Part of a data file:
-------------------------

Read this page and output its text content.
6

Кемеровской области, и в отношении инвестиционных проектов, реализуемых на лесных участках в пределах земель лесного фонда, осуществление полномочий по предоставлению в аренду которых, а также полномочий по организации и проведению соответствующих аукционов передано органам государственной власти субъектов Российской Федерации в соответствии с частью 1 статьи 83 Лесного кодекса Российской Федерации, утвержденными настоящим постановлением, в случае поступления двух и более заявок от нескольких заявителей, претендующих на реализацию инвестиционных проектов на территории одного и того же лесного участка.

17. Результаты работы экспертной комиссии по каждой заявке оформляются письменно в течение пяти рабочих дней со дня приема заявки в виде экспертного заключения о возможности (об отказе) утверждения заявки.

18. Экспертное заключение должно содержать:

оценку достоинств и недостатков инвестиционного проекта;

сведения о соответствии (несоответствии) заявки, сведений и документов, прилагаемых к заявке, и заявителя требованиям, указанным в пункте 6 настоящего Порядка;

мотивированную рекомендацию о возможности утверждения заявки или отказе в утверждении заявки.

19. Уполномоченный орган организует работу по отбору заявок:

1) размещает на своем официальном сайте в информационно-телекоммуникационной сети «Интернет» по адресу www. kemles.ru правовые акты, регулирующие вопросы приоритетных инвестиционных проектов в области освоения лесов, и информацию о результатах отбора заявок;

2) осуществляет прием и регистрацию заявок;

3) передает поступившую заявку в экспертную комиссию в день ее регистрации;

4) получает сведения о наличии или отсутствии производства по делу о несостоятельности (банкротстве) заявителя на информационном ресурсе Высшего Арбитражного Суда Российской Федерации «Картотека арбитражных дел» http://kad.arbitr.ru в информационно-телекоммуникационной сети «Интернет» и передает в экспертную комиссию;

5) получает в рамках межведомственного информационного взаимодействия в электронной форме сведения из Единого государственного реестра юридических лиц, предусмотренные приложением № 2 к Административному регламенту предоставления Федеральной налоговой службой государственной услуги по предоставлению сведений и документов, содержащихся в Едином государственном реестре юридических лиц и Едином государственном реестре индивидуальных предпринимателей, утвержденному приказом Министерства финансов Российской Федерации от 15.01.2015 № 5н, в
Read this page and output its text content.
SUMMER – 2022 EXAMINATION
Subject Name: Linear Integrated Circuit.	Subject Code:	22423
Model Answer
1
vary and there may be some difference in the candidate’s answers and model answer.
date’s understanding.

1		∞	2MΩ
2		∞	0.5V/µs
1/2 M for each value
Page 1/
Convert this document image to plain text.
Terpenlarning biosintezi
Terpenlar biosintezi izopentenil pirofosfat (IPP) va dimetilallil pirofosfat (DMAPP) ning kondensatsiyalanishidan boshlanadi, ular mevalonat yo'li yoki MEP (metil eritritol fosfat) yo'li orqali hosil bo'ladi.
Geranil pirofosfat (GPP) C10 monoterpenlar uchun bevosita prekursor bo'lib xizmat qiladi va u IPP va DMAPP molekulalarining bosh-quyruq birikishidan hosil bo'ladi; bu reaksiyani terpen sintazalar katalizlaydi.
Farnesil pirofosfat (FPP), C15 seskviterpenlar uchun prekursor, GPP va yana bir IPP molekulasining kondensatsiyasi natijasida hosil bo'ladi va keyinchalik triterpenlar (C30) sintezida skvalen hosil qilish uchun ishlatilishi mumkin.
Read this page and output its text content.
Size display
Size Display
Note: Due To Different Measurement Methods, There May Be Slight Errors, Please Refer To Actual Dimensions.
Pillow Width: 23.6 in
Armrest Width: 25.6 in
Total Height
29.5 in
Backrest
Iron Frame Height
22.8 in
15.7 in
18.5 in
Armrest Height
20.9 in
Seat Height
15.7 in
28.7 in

-------------------------

Written exercise -> Repeat, without change, each line of the data above from the one that contains "Convert this document image to plain text." through the final line, counting both.

Worked answer ->
Convert this document image to plain text.
Terpenlarning biosintezi
Terpenlar biosintezi izopentenil pirofosfat (IPP) va dimetilallil pirofosfat (DMAPP) ning kondensatsiyalanishidan boshlanadi, ular mevalonat yo'li yoki MEP (metil eritritol fosfat) yo'li orqali hosil bo'ladi.
Geranil pirofosfat (GPP) C10 monoterpenlar uchun bevosita prekursor bo'lib xizmat qiladi va u IPP va DMAPP molekulalarining bosh-quyruq birikishidan hosil bo'ladi; bu reaksiyani terpen sintazalar katalizlaydi.
Farnesil pirofosfat (FPP), C15 seskviterpenlar uchun prekursor, GPP va yana bir IPP molekulasining kondensatsiyasi natijasida hosil bo'ladi va keyinchalik triterpenlar (C30) sintezida skvalen hosil qilish uchun ishlatilishi mumkin.
Read this page and output its text content.
Size display
Size Display
Note: Due To Different Measurement Methods, There May Be Slight Errors, Please Refer To Actual Dimensions.
Pillow Width: 23.6 in
Armrest Width: 25.6 in
Total Height
29.5 in
Backrest
Iron Frame Height
22.8 in
15.7 in
18.5 in
Armrest Height
20.9 in
Seat Height
15.7 in
28.7 in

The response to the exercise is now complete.